REQUIREMENTS:
Using the listing below, copy every line that mentions "JSON".

MATERIAL SUPPLIED:
===

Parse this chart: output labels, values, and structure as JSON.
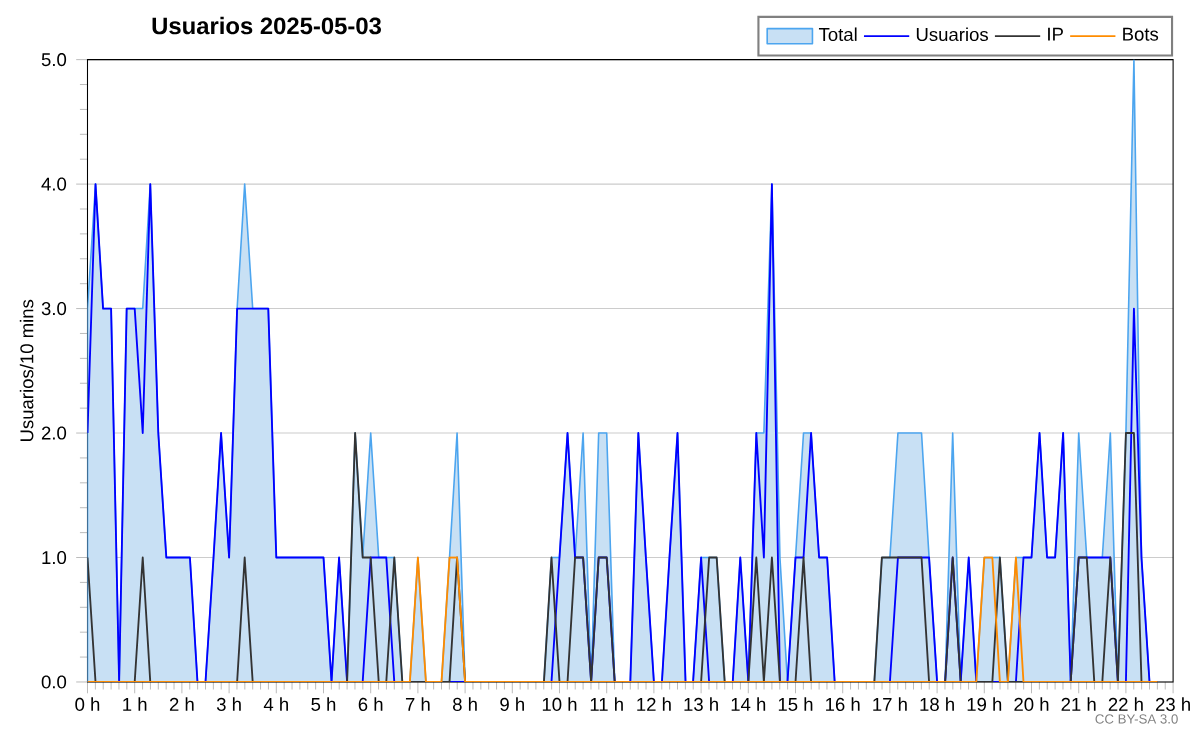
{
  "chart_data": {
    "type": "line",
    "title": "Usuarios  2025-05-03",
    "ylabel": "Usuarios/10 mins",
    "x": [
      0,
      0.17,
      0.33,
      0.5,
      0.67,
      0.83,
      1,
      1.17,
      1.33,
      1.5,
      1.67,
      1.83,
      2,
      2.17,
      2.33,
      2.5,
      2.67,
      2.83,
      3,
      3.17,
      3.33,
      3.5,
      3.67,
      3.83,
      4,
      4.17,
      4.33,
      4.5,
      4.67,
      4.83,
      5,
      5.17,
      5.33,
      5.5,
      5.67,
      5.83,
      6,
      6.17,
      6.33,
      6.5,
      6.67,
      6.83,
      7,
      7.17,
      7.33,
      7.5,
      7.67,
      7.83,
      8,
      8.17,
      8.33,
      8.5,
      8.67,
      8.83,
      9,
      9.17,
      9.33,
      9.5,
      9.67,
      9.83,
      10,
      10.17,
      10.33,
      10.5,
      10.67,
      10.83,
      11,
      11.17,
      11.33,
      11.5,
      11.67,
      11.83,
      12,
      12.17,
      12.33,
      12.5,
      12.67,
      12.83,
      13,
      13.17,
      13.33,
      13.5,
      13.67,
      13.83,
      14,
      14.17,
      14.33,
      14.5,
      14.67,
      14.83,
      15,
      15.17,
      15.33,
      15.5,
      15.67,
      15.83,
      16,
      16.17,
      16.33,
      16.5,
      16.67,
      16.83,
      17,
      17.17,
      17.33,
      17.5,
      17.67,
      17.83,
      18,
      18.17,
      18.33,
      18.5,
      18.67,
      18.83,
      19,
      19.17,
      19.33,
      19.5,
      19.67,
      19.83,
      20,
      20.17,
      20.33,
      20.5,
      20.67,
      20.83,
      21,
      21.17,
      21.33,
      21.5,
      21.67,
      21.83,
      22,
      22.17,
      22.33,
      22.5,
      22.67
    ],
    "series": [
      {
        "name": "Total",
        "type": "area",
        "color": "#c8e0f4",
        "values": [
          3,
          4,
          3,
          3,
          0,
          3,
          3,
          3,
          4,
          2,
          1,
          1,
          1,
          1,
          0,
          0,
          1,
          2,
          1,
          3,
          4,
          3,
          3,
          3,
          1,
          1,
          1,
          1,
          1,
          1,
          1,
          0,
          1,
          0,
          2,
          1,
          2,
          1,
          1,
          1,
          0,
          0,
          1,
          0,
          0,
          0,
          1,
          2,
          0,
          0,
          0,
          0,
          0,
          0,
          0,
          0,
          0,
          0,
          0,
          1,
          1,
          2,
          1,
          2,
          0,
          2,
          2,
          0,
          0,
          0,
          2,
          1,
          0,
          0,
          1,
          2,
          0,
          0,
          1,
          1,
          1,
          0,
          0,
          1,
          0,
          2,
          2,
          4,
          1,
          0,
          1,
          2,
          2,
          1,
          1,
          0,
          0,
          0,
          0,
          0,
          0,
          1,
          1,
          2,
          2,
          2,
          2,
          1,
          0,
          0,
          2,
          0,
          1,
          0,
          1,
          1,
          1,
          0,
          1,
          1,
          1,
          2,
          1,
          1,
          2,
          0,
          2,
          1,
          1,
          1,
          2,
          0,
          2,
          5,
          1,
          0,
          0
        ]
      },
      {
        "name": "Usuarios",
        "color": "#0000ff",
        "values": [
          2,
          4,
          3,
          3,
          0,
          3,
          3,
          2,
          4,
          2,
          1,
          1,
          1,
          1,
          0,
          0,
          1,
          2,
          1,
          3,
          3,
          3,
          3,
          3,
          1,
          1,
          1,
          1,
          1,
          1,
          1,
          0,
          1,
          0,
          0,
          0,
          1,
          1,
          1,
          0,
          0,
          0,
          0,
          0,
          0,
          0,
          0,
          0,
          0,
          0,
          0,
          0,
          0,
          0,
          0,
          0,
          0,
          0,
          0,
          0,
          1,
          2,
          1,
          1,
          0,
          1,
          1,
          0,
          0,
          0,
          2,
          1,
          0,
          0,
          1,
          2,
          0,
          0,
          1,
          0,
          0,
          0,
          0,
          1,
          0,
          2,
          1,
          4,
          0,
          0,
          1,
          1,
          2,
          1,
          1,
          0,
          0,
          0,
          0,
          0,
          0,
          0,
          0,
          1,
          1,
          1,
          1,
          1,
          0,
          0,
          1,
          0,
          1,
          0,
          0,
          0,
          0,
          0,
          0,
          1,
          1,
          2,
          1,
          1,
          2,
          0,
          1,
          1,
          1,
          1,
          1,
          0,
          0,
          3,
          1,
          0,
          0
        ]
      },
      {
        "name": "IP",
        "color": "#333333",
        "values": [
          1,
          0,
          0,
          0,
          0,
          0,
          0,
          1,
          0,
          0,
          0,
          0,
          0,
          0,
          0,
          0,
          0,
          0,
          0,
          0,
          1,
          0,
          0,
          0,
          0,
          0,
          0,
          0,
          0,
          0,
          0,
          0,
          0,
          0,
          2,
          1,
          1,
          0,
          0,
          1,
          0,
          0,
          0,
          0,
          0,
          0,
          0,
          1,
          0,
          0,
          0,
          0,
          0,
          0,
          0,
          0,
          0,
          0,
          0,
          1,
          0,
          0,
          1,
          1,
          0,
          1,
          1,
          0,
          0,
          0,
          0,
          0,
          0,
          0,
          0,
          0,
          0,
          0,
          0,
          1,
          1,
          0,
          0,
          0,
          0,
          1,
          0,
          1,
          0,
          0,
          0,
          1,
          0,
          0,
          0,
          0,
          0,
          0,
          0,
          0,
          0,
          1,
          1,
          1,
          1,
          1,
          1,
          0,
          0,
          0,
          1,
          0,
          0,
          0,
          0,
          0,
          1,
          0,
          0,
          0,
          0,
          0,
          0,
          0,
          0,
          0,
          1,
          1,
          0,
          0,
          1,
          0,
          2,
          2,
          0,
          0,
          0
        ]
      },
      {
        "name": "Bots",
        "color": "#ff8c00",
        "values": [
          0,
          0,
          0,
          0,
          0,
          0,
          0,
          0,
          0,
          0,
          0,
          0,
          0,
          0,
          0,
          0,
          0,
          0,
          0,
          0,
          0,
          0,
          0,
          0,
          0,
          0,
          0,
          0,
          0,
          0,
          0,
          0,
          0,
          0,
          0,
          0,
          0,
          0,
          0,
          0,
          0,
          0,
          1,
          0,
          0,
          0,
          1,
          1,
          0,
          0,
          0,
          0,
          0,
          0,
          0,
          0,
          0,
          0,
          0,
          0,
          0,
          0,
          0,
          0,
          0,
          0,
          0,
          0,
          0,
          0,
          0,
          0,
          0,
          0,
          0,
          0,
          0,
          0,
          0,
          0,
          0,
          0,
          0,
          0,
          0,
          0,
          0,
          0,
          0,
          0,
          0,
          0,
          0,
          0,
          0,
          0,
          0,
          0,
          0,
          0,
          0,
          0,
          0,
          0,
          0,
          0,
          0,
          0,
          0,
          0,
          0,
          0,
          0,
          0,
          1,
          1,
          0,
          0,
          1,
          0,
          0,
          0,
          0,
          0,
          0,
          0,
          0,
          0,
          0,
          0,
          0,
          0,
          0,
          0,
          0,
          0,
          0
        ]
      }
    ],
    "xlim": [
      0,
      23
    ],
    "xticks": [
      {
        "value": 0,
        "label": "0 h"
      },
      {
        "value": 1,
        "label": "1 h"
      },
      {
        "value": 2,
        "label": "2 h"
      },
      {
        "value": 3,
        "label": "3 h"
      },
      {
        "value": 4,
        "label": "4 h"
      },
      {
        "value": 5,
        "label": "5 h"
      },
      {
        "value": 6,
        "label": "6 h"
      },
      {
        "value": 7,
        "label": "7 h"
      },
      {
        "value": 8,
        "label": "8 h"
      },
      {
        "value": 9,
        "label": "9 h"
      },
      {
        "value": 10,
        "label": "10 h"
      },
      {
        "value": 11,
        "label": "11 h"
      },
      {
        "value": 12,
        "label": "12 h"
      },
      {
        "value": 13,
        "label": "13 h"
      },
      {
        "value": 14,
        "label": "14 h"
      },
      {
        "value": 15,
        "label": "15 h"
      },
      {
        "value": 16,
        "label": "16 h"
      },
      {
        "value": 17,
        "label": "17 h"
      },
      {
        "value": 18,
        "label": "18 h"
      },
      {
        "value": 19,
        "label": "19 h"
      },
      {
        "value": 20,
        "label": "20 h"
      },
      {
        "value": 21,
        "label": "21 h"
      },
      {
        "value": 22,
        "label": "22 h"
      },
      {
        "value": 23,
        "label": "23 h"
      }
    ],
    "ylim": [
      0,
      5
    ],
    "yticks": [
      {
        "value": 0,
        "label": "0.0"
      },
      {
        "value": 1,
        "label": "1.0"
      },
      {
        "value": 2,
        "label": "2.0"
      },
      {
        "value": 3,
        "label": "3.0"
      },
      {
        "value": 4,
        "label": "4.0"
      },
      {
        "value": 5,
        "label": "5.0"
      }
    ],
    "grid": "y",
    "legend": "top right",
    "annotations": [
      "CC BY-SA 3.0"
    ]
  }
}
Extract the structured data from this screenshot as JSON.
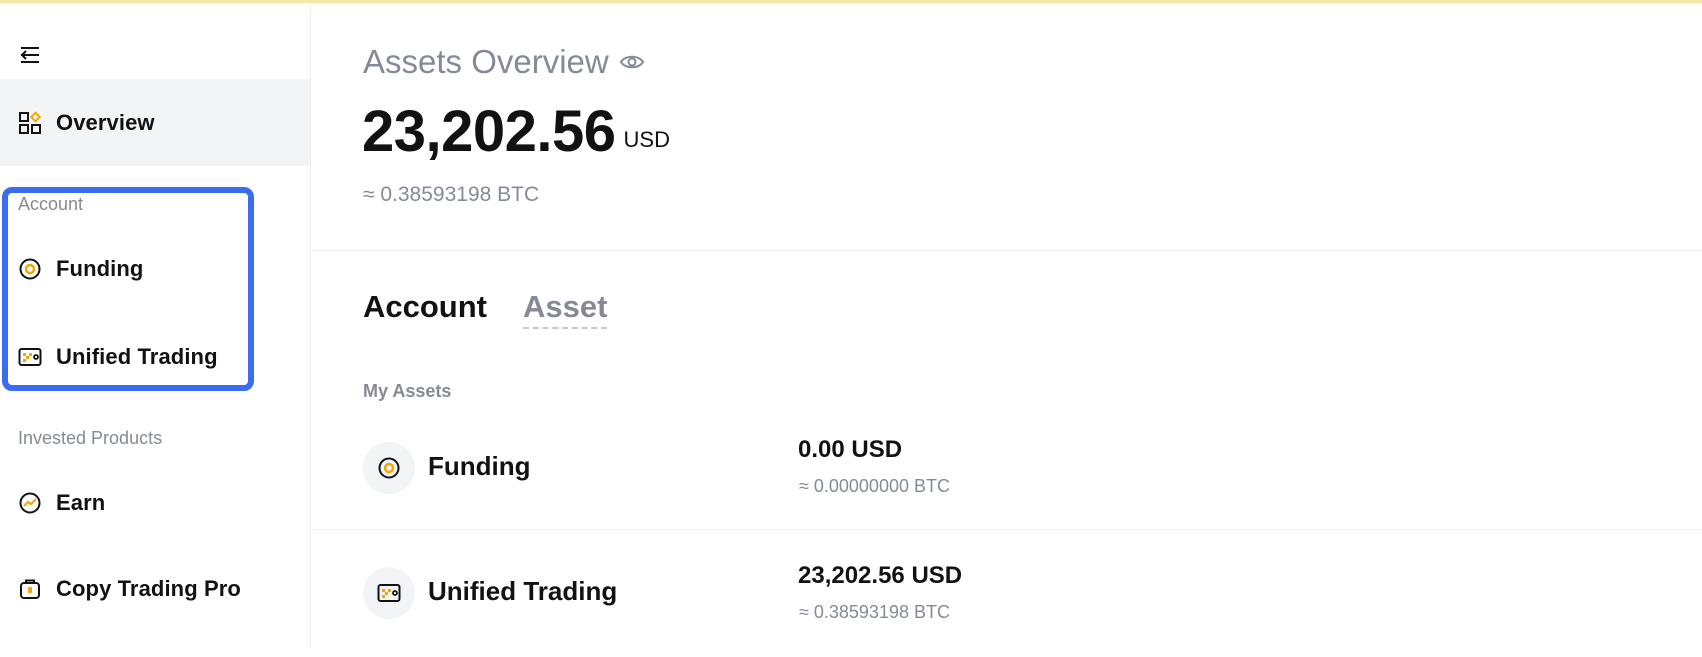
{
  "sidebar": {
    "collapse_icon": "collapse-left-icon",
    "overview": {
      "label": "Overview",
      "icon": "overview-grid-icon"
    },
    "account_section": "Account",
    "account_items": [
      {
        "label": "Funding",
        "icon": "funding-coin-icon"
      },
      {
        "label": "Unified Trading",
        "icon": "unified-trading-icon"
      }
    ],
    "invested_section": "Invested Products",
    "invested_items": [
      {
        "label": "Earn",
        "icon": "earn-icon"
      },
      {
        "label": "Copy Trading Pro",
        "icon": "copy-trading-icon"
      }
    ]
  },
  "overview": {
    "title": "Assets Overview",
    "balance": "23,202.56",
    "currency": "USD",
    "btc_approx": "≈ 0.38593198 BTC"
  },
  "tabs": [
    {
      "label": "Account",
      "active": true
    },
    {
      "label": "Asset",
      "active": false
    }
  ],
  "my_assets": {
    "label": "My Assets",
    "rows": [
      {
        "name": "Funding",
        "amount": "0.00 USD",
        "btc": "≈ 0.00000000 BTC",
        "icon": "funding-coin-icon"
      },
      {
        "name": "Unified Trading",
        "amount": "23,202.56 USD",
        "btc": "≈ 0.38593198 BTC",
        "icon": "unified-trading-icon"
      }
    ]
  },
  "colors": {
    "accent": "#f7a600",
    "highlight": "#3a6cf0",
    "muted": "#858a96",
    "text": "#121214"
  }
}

===

RESPONSE FOR THIS EXERCISE:
Parse this chart: output labels, values, and structure as JSON.
Extract the structured data from this screenshot as JSON.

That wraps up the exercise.